**Exercise requirements**
Which lines hold the word "对你的思念"? Copy each of them.
┄┄┄┄┄┄
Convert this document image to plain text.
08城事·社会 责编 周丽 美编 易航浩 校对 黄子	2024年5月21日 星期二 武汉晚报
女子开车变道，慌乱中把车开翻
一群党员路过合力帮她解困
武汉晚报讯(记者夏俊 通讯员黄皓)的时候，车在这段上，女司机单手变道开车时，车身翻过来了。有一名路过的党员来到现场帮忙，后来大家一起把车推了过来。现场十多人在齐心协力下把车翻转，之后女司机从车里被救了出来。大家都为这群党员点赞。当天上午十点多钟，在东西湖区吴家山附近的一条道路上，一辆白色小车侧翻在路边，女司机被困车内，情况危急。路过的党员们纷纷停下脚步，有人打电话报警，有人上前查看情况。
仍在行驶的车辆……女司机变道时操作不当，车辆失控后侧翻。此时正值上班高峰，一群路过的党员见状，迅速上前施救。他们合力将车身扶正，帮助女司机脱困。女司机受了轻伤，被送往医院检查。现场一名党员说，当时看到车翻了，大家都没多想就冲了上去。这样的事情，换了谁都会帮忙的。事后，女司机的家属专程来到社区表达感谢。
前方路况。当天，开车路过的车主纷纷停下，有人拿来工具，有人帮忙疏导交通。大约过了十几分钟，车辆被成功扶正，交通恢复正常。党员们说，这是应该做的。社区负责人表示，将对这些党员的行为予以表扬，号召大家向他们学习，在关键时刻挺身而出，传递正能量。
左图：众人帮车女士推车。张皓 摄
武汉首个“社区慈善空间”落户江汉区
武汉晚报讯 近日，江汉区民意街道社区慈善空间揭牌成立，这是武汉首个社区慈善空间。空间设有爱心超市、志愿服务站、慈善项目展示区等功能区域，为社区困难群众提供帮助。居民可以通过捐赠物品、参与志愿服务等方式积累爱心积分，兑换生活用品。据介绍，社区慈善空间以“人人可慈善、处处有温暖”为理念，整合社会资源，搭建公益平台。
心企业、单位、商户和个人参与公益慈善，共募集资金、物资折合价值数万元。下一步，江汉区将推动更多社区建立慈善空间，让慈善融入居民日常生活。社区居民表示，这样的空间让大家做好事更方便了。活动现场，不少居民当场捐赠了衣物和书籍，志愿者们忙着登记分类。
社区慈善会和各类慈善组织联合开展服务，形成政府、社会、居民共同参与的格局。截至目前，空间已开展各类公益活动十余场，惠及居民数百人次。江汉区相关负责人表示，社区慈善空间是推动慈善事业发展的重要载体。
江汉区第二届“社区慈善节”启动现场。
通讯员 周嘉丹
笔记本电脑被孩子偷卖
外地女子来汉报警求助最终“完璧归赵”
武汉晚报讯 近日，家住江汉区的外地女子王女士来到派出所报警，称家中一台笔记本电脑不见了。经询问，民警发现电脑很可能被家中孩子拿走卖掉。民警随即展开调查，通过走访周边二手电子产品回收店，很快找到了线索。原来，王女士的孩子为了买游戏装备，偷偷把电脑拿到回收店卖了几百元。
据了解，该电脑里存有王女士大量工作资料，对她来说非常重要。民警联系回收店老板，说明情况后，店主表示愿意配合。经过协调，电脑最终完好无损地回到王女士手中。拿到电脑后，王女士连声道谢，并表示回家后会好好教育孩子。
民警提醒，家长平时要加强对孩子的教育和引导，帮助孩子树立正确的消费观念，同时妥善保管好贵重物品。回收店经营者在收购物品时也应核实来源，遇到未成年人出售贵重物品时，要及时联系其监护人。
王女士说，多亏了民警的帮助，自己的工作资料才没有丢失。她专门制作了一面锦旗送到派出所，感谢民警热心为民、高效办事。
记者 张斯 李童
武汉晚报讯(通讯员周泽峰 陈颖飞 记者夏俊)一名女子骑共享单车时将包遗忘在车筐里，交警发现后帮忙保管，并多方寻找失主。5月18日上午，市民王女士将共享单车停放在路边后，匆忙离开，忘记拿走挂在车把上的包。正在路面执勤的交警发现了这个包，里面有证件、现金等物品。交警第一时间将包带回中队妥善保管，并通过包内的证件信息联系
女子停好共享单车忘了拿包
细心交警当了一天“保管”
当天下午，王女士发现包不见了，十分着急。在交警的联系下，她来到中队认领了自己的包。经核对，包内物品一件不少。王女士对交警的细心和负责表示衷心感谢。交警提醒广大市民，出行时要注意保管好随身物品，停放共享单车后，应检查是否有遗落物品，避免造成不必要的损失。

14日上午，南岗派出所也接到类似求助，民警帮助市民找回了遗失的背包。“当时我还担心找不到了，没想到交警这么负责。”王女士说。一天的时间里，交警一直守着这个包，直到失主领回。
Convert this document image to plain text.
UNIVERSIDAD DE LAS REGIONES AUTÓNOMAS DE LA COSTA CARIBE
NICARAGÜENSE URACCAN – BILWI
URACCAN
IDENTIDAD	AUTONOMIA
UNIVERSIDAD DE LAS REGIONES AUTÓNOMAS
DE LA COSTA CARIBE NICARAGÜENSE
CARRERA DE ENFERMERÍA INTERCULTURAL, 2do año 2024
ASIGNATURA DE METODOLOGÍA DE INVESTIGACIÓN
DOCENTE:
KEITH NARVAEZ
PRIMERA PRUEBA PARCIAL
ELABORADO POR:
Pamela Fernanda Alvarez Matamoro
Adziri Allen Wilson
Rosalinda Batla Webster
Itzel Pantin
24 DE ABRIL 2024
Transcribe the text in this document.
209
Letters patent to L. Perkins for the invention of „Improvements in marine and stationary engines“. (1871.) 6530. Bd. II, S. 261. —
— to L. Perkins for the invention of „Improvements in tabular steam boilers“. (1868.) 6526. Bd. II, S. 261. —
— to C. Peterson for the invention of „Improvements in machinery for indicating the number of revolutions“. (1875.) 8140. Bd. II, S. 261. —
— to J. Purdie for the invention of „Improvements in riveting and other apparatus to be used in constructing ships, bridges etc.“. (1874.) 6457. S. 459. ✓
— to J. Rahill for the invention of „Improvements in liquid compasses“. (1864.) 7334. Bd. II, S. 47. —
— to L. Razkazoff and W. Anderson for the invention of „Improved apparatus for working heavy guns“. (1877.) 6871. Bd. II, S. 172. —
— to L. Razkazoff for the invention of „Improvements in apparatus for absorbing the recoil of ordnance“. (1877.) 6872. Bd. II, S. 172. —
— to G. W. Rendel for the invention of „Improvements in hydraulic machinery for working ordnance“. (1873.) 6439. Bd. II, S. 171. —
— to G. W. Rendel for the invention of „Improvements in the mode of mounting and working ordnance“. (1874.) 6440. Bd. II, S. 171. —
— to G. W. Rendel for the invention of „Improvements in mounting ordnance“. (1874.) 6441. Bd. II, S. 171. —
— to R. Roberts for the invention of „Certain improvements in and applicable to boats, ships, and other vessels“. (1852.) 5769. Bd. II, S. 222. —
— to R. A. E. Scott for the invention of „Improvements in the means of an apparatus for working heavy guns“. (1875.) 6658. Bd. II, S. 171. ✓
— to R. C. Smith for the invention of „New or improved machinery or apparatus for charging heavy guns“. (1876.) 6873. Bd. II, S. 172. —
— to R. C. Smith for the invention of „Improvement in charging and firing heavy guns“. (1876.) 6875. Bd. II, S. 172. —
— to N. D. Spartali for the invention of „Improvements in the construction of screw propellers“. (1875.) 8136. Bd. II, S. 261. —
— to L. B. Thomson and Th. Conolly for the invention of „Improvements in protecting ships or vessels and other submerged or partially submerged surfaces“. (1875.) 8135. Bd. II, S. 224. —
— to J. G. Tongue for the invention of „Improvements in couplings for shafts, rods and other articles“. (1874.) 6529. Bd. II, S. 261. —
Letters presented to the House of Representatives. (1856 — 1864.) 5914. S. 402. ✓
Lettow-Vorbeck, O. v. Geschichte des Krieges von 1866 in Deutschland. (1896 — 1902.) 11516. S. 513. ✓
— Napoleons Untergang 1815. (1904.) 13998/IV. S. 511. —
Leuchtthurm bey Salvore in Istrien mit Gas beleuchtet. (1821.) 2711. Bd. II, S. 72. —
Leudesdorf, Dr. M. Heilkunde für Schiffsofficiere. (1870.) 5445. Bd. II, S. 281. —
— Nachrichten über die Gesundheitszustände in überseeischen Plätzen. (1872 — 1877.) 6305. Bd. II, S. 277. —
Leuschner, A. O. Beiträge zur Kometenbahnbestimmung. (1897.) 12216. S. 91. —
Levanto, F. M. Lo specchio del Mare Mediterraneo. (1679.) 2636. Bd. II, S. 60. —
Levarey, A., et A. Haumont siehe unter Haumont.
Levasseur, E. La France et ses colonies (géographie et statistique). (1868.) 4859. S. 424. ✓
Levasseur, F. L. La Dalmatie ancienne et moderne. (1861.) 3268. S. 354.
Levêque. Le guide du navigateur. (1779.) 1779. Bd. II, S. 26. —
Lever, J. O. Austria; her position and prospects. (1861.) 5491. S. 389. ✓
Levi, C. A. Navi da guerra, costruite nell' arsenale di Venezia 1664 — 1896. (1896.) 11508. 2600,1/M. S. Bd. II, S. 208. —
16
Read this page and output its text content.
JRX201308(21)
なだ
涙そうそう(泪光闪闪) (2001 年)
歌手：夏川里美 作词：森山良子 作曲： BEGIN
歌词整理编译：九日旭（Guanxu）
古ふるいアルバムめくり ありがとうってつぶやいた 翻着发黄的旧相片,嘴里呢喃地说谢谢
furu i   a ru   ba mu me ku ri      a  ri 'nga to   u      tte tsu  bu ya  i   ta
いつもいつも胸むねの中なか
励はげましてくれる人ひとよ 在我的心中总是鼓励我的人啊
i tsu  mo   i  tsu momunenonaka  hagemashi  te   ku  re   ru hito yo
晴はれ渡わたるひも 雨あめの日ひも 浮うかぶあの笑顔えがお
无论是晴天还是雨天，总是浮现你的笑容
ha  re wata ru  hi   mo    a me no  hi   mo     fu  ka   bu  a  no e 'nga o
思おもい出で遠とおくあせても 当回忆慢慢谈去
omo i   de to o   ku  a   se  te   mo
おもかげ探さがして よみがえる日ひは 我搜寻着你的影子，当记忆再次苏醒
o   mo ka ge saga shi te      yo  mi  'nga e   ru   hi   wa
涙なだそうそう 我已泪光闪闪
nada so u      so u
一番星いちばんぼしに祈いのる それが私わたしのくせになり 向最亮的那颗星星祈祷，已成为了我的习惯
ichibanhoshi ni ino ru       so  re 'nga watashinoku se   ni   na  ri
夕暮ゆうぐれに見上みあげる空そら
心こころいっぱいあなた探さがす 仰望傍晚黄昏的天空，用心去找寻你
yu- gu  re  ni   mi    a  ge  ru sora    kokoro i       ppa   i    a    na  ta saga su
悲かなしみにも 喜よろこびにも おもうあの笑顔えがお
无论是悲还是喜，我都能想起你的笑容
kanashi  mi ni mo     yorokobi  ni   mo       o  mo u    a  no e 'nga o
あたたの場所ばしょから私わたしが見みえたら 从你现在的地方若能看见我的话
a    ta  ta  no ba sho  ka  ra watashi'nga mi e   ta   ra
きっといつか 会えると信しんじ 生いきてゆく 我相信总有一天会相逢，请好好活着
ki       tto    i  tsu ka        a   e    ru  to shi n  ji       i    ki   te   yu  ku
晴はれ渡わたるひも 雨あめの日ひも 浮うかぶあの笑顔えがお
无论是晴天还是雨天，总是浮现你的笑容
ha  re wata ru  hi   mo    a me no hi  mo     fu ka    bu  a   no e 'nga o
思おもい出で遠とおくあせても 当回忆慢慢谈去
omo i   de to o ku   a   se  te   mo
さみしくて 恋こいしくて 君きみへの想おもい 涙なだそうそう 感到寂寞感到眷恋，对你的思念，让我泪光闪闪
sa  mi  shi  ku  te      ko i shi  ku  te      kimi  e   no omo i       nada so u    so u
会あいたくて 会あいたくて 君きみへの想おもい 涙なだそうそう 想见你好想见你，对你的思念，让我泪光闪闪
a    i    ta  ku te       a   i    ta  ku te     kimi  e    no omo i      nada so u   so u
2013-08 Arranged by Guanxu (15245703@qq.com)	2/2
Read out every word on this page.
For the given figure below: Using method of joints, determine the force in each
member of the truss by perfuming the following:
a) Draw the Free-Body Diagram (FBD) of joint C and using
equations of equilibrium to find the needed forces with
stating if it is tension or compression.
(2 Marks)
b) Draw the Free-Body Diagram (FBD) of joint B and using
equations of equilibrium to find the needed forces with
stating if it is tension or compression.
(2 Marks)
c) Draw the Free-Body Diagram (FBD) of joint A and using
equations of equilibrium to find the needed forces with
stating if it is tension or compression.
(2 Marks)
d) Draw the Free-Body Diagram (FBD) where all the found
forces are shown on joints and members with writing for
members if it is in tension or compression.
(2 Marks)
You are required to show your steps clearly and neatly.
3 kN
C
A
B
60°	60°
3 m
┄┄┄┄┄┄
**Answer to the task**
さみしくて 恋こいしくて 君きみへの想おもい 涙なだそうそう 感到寂寞感到眷恋，对你的思念，让我泪光闪闪
会あいたくて 会あいたくて 君きみへの想おもい 涙なだそうそう 想见你好想见你，对你的思念，让我泪光闪闪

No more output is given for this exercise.